## RECORDS FOR THIS TASK:
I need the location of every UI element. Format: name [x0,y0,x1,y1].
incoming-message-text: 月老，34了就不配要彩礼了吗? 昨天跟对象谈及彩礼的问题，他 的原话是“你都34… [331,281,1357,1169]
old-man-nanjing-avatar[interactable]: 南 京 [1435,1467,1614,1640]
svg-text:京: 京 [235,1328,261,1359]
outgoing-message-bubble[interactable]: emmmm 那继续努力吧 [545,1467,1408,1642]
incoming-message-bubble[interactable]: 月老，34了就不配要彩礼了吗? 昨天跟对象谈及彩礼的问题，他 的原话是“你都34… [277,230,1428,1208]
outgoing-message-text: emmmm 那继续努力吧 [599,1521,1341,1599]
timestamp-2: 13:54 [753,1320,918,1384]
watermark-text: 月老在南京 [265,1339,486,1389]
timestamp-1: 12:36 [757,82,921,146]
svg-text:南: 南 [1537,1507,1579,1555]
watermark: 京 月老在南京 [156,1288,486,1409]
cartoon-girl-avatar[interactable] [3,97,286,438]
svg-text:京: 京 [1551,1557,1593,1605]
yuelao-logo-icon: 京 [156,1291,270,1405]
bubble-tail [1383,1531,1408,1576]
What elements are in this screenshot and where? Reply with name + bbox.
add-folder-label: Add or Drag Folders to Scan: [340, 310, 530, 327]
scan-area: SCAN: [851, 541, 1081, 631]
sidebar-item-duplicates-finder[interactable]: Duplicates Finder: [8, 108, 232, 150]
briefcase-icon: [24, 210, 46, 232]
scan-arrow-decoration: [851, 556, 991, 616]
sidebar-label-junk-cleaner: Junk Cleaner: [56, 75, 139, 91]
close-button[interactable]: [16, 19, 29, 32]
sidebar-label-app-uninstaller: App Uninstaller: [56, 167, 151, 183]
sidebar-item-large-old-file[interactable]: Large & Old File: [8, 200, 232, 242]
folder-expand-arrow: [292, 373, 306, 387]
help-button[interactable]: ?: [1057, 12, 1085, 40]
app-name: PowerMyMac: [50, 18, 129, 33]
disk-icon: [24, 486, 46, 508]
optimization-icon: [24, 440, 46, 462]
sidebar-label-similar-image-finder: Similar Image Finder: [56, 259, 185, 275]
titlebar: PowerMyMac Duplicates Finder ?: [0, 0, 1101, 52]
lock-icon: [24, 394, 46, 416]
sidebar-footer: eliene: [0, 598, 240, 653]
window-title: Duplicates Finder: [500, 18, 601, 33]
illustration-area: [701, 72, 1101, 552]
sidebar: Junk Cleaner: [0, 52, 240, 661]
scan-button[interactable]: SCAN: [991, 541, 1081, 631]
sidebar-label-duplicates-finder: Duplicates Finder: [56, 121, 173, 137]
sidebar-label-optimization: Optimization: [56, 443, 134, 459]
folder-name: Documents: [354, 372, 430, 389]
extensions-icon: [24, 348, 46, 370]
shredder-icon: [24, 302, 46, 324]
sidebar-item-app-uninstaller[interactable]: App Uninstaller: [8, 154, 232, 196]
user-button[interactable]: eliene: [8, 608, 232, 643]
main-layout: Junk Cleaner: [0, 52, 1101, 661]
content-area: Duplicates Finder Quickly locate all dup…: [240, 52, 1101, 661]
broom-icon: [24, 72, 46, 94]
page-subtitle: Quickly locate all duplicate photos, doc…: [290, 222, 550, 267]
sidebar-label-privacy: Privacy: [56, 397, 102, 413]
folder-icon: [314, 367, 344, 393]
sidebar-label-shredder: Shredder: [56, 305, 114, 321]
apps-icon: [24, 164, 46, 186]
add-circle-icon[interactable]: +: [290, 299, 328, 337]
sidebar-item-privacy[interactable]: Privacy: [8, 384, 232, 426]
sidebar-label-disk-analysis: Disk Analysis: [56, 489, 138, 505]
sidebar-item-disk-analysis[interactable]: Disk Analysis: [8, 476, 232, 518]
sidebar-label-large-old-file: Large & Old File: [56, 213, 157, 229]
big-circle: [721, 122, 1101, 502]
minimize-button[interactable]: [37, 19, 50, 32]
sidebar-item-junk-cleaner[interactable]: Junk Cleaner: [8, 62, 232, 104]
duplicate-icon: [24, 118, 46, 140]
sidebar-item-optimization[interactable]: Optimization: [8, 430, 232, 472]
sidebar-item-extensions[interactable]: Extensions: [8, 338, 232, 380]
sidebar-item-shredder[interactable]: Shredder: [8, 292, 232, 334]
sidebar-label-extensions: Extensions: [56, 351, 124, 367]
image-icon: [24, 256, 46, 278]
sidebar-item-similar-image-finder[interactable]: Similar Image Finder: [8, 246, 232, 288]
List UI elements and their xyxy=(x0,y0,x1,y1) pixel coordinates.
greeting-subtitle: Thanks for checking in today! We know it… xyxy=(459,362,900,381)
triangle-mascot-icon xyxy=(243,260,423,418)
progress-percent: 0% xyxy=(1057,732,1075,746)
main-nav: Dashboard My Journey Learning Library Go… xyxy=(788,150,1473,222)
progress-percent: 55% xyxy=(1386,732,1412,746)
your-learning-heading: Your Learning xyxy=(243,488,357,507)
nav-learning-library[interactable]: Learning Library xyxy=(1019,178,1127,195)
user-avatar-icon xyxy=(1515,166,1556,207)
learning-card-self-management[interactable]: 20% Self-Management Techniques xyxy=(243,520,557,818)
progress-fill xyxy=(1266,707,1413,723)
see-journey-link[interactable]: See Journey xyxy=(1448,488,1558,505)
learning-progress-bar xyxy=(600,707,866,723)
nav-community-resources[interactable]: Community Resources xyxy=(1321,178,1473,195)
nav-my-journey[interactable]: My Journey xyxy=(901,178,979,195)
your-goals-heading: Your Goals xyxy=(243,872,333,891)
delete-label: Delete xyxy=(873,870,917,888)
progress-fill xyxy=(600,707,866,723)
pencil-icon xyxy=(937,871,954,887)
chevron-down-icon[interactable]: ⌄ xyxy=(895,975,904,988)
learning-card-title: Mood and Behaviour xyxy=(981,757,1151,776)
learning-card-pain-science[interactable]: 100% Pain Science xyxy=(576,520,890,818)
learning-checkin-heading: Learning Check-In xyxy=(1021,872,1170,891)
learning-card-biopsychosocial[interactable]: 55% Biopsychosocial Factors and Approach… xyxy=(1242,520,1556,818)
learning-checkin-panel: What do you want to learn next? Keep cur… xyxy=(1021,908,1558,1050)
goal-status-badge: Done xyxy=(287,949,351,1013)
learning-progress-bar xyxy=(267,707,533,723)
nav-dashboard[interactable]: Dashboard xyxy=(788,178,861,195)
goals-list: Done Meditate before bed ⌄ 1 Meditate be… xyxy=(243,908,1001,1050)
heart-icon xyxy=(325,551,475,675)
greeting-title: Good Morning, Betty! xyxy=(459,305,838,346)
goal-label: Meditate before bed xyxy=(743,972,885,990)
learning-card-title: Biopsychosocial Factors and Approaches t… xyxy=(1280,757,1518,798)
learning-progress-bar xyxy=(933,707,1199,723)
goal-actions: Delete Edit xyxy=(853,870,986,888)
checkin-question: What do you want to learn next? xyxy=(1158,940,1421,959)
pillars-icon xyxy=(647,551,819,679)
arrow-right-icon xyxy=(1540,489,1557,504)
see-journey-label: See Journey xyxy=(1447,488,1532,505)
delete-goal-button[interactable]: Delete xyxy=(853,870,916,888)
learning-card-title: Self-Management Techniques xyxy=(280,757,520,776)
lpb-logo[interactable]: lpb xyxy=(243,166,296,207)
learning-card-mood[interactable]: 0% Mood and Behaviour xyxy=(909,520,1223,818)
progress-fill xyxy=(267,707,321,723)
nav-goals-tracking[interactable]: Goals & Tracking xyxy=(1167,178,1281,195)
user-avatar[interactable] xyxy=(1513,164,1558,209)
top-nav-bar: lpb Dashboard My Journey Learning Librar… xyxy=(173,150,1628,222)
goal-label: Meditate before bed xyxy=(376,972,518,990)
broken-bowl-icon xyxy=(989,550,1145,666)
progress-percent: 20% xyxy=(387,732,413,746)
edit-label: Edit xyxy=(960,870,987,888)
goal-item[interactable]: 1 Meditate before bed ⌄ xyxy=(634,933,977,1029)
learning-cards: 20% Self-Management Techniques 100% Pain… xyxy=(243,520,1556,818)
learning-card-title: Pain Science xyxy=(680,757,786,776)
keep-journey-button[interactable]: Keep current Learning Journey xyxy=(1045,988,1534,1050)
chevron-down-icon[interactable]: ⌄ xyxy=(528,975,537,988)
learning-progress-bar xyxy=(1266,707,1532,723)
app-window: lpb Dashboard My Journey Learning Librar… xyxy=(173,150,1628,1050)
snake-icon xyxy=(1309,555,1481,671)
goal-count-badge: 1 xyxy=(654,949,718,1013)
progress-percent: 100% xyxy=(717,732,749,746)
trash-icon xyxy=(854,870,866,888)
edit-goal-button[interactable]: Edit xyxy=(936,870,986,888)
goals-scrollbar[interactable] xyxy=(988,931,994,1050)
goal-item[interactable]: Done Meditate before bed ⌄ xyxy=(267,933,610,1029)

## TASK BRIEF:
Give the lines from the start of the entries through the line containing "add-folder-label: Add or" as a numbered list, including both ends and leaving out any blank lines.

## ANSWER TO THE TASK:
1. I need the location of every UI element. Format: name [x0,y0,x1,y1].
2. incoming-message-text: 月老，34了就不配要彩礼了吗? 昨天跟对象谈及彩礼的问题，他 的原话是“你都34… [331,281,1357,1169]
3. old-man-nanjing-avatar[interactable]: 南 京 [1435,1467,1614,1640]
4. svg-text:京: 京 [235,1328,261,1359]
5. outgoing-message-bubble[interactable]: emmmm 那继续努力吧 [545,1467,1408,1642]
6. incoming-message-bubble[interactable]: 月老，34了就不配要彩礼了吗? 昨天跟对象谈及彩礼的问题，他 的原话是“你都34… [277,230,1428,1208]
7. outgoing-message-text: emmmm 那继续努力吧 [599,1521,1341,1599]
8. timestamp-2: 13:54 [753,1320,918,1384]
9. watermark-text: 月老在南京 [265,1339,486,1389]
10. timestamp-1: 12:36 [757,82,921,146]
11. svg-text:南: 南 [1537,1507,1579,1555]
12. watermark: 京 月老在南京 [156,1288,486,1409]
13. cartoon-girl-avatar[interactable] [3,97,286,438]
14. svg-text:京: 京 [1551,1557,1593,1605]
15. yuelao-logo-icon: 京 [156,1291,270,1405]
16. bubble-tail [1383,1531,1408,1576]
17. What elements are in this screenshot and where? Reply with name + bbox.
18. add-folder-label: Add or Drag Folders to Scan: [340, 310, 530, 327]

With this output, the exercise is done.